[Start of Supplied entries]
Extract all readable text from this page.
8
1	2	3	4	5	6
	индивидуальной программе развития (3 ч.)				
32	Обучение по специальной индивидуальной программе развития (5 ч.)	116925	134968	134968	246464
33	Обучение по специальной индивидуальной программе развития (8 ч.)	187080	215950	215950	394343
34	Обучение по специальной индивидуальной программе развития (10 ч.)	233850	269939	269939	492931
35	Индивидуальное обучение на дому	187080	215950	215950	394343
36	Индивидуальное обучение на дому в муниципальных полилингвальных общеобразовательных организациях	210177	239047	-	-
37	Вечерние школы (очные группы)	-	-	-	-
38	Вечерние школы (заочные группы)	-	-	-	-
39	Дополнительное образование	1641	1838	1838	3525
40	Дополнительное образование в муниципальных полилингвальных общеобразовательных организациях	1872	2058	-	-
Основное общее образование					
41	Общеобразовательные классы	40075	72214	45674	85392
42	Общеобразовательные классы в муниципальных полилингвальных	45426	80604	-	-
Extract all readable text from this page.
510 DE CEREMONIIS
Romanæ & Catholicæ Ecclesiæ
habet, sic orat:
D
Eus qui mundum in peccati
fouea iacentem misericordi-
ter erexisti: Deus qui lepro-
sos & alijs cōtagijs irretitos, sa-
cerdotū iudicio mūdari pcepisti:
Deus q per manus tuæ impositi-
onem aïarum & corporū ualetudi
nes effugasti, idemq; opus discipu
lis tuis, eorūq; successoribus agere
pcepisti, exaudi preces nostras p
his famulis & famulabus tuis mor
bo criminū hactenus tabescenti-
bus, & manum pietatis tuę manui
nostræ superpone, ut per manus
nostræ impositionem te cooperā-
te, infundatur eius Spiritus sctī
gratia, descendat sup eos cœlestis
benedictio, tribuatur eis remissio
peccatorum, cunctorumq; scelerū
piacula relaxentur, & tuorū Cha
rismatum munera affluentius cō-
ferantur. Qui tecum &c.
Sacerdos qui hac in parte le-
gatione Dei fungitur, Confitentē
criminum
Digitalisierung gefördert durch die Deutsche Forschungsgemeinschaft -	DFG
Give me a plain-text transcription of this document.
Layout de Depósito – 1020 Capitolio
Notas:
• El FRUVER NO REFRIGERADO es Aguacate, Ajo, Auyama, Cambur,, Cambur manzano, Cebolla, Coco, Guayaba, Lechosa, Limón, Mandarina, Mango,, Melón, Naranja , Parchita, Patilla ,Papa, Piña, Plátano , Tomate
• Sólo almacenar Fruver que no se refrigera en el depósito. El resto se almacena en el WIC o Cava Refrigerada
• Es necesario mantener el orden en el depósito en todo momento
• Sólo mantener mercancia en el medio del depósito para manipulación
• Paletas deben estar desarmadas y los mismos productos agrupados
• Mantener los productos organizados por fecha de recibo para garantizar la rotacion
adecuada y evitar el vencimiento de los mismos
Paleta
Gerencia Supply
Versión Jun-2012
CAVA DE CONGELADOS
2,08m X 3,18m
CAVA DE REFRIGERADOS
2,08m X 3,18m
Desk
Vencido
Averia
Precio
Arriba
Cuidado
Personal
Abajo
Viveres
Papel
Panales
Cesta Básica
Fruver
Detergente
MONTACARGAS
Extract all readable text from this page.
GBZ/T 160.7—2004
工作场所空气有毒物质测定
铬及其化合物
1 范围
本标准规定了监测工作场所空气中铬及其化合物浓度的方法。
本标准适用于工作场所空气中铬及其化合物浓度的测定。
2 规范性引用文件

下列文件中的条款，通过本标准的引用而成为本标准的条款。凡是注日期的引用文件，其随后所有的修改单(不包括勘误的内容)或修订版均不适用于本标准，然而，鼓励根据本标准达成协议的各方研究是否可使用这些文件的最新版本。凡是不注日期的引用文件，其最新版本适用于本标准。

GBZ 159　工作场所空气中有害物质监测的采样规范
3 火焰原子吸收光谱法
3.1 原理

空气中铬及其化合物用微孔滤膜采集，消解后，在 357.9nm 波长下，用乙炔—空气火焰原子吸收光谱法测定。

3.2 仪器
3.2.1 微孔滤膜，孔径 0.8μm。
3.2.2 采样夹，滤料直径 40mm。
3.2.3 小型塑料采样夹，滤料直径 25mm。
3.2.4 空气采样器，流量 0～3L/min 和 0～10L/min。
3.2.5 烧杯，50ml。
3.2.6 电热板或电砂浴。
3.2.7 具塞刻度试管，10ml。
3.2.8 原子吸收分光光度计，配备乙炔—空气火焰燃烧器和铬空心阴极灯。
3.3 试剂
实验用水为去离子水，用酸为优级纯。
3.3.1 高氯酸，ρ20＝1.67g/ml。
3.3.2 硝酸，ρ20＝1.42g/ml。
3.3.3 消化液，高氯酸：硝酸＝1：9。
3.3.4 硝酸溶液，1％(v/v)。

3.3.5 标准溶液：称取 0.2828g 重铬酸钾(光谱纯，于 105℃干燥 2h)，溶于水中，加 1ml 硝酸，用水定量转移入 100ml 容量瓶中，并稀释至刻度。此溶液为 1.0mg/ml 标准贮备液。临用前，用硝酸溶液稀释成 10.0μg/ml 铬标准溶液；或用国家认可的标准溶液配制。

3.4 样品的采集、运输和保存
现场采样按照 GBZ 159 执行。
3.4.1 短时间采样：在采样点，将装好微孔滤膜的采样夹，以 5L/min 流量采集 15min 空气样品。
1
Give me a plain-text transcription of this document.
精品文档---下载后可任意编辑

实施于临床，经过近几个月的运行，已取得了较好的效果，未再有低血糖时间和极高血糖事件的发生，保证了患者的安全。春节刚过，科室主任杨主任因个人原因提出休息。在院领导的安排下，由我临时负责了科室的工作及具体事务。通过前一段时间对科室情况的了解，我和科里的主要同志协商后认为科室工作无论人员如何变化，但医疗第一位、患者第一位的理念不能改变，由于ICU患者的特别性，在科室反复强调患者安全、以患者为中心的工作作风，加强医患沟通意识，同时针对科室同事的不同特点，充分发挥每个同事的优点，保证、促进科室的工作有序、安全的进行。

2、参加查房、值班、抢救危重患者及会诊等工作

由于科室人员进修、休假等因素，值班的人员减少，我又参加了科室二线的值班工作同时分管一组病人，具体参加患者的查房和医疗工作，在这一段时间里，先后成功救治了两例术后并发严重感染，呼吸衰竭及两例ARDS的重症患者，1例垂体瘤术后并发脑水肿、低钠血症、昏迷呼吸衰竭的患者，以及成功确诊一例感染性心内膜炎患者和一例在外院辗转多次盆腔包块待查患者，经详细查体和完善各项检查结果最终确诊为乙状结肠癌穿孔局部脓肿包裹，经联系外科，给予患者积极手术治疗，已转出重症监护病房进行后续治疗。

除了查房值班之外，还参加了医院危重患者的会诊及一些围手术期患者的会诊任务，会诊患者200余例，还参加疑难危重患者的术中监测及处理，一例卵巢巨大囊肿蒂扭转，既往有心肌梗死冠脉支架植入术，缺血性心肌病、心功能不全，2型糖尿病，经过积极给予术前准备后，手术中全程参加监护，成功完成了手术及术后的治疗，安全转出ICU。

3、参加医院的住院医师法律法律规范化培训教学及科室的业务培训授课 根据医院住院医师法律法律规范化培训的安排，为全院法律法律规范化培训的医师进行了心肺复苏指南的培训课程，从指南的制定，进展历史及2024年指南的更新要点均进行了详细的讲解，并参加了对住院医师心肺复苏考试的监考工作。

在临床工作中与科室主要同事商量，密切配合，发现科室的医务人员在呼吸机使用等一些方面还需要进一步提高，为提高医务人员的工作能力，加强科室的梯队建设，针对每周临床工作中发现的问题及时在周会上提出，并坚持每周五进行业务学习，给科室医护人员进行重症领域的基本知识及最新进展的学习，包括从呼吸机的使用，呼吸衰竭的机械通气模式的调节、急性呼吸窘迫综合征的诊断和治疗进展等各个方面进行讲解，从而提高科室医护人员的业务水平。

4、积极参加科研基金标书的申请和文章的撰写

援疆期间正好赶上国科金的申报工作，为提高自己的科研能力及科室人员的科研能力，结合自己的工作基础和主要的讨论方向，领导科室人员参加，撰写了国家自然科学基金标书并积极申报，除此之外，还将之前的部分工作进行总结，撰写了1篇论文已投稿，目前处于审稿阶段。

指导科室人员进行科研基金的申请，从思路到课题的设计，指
[End of Supplied entries]
* Exercise goal
Locate all lines that include the word "группы" and copy them out.

* Exercise response
37	Вечерние школы (очные группы)	-	-	-	-
38	Вечерние школы (заочные группы)	-	-	-	-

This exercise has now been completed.